**DIRECTIONS**
Where a line contains the word "Year", copy that line in full.

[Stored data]
┌──
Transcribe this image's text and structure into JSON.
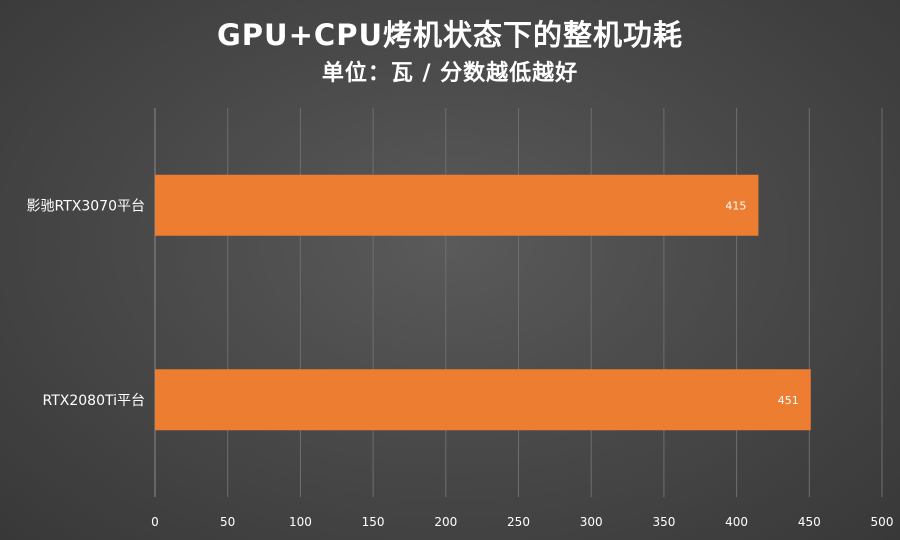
{
  "chart_data": {
    "type": "bar",
    "orientation": "horizontal",
    "title": "GPU+CPU烤机状态下的整机功耗",
    "subtitle": "单位：瓦 / 分数越低越好",
    "categories": [
      "影驰RTX3070平台",
      "RTX2080Ti平台"
    ],
    "values": [
      415,
      451
    ],
    "xlim": [
      0,
      500
    ],
    "xticks": [
      0,
      50,
      100,
      150,
      200,
      250,
      300,
      350,
      400,
      450,
      500
    ],
    "grid": true,
    "legend": "none",
    "bar_color": "#ED7D31"
  }
}
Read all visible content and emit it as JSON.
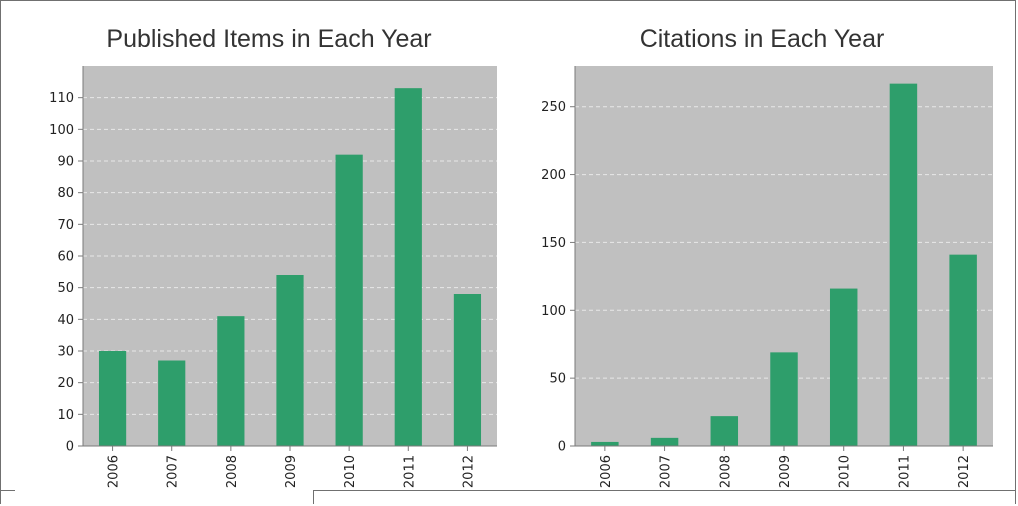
{
  "colors": {
    "bar": "#2e9e6b",
    "plot_background": "#c0c0c0",
    "gridline": "#e8e8e8",
    "axis": "#7a7a7a"
  },
  "chart_data": [
    {
      "type": "bar",
      "title": "Published Items in Each Year",
      "categories": [
        "2006",
        "2007",
        "2008",
        "2009",
        "2010",
        "2011",
        "2012"
      ],
      "values": [
        30,
        27,
        41,
        54,
        92,
        113,
        48
      ],
      "ylim": [
        0,
        120
      ],
      "yticks": [
        0,
        10,
        20,
        30,
        40,
        50,
        60,
        70,
        80,
        90,
        100,
        110
      ],
      "grid": true,
      "legend": "none"
    },
    {
      "type": "bar",
      "title": "Citations in Each Year",
      "categories": [
        "2006",
        "2007",
        "2008",
        "2009",
        "2010",
        "2011",
        "2012"
      ],
      "values": [
        3,
        6,
        22,
        69,
        116,
        267,
        141
      ],
      "ylim": [
        0,
        280
      ],
      "yticks": [
        0,
        50,
        100,
        150,
        200,
        250
      ],
      "grid": true,
      "legend": "none"
    }
  ]
}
└──
**EXERCISE RESULT**
      "title": "Published Items in Each Year",
      "title": "Citations in Each Year",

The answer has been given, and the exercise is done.